AIM » Lines containing the word "turlari" are to be located and copied.

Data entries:
*-*-*

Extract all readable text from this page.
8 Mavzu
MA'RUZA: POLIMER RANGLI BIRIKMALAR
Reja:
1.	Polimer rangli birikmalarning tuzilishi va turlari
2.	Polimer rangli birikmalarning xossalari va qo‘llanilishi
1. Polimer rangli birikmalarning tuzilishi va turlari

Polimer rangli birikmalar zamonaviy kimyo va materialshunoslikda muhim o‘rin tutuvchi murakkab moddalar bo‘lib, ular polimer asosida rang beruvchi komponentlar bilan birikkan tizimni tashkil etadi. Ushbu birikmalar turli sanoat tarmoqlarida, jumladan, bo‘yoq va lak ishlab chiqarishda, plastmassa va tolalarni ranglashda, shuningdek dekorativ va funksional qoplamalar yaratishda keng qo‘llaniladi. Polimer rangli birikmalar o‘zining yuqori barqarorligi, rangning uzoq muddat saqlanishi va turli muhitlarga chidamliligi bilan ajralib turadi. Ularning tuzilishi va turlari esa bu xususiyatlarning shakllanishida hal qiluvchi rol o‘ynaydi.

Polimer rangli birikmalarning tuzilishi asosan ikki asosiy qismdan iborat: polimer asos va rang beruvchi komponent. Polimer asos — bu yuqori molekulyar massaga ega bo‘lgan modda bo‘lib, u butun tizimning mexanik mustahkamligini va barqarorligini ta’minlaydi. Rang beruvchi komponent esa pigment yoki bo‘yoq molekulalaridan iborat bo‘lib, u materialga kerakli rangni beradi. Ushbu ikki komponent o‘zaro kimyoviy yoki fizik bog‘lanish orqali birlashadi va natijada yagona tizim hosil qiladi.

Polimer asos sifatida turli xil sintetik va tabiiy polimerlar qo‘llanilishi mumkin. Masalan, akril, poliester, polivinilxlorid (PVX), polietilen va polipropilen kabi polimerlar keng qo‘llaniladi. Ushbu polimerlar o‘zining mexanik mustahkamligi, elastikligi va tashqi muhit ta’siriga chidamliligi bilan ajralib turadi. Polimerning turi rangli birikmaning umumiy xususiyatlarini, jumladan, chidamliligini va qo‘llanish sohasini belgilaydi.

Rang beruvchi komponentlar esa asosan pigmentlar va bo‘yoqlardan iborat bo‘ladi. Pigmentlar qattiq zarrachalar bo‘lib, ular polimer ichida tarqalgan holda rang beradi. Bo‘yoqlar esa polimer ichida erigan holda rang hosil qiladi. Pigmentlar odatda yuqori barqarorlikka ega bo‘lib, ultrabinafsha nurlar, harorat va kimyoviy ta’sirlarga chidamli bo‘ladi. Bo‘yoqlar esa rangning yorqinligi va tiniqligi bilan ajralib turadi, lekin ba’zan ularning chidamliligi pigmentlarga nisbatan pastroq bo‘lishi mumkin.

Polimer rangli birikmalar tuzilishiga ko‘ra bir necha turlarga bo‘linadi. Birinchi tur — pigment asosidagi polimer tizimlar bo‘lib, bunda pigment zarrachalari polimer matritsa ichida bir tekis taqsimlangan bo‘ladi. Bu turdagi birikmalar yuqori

*-*-*

FULL OUTPUT »
1.	Polimer rangli birikmalarning tuzilishi va turlari
1. Polimer rangli birikmalarning tuzilishi va turlari
Polimer rangli birikmalar zamonaviy kimyo va materialshunoslikda muhim o‘rin tutuvchi murakkab moddalar bo‘lib, ular polimer asosida rang beruvchi komponentlar bilan birikkan tizimni tashkil etadi. Ushbu birikmalar turli sanoat tarmoqlarida, jumladan, bo‘yoq va lak ishlab chiqarishda, plastmassa va tolalarni ranglashda, shuningdek dekorativ va funksional qoplamalar yaratishda keng qo‘llaniladi. Polimer rangli birikmalar o‘zining yuqori barqarorligi, rangning uzoq muddat saqlanishi va turli muhitlarga chidamliligi bilan ajralib turadi. Ularning tuzilishi va turlari esa bu xususiyatlarning shakllanishida hal qiluvchi rol o‘ynaydi.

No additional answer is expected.